Dataset items:
··········
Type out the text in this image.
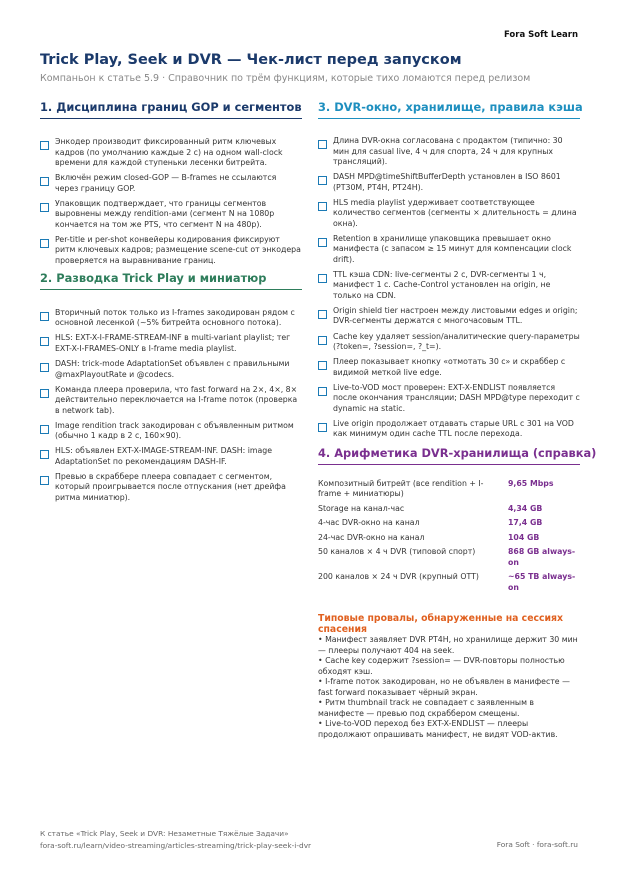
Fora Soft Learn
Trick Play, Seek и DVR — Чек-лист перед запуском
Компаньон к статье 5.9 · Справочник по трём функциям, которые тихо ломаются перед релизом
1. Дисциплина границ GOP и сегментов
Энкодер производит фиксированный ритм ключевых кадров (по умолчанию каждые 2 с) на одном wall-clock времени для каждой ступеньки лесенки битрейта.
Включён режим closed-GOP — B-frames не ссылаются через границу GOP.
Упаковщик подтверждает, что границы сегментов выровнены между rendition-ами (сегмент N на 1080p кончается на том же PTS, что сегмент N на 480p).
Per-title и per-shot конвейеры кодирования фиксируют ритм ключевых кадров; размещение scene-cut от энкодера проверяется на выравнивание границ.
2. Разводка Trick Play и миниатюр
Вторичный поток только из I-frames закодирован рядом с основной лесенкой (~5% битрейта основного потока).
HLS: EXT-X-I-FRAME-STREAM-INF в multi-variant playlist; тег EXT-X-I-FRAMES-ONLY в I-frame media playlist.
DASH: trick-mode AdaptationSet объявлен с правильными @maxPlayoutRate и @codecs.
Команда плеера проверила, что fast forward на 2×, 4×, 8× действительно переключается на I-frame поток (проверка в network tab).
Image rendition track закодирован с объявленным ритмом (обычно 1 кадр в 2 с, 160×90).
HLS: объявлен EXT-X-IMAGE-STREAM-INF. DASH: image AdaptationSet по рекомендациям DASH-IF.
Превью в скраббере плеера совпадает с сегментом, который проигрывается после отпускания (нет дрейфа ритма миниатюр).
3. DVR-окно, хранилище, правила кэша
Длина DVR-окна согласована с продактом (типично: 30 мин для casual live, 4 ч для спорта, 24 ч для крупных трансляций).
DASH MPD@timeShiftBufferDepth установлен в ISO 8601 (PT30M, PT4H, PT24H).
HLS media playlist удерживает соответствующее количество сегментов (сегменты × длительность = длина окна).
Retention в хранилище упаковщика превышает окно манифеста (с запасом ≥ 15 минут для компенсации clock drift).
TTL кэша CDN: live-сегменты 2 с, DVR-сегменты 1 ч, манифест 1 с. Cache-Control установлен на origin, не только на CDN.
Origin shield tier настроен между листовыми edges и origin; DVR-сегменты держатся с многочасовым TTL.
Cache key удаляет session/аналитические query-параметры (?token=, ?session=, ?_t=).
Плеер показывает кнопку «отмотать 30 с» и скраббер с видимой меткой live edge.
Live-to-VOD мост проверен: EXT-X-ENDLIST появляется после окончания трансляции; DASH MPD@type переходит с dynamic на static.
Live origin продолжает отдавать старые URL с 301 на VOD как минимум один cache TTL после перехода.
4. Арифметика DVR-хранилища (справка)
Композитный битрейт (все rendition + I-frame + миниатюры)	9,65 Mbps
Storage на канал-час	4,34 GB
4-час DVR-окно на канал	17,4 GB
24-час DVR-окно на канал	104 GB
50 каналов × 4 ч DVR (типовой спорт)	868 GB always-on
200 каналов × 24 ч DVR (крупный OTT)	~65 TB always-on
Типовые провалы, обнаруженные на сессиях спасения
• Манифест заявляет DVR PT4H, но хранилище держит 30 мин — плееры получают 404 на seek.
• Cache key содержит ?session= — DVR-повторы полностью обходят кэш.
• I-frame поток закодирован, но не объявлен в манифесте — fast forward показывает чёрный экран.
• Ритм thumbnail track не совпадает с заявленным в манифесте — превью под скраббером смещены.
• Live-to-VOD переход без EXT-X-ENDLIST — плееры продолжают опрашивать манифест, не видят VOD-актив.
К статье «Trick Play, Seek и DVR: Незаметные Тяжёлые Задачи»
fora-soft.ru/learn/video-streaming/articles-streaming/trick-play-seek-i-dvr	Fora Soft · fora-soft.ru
··········
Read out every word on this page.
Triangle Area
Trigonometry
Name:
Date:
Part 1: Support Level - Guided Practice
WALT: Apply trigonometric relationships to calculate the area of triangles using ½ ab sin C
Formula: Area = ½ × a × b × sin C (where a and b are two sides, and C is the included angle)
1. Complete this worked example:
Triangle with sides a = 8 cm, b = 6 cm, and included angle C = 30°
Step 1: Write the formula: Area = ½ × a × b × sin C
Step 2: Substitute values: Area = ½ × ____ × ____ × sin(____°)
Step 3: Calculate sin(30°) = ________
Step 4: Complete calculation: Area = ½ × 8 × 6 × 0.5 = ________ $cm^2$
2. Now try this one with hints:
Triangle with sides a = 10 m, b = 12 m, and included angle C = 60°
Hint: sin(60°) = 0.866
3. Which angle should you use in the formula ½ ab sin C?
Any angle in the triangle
··········
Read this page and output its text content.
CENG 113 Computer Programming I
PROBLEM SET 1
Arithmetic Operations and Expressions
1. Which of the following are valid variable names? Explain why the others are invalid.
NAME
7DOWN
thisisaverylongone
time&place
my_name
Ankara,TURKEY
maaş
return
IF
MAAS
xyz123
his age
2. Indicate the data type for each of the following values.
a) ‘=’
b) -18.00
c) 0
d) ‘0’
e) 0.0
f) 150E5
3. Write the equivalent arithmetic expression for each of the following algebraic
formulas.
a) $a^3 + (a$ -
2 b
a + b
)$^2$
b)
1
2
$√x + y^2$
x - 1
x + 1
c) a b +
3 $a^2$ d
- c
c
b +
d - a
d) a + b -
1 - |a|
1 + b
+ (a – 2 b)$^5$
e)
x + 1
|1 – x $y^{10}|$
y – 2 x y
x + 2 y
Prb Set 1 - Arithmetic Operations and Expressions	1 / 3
··········
## Objective
Count the lines in the entries above that include the string "Expressions", then give only that figure.

## Output for this task
2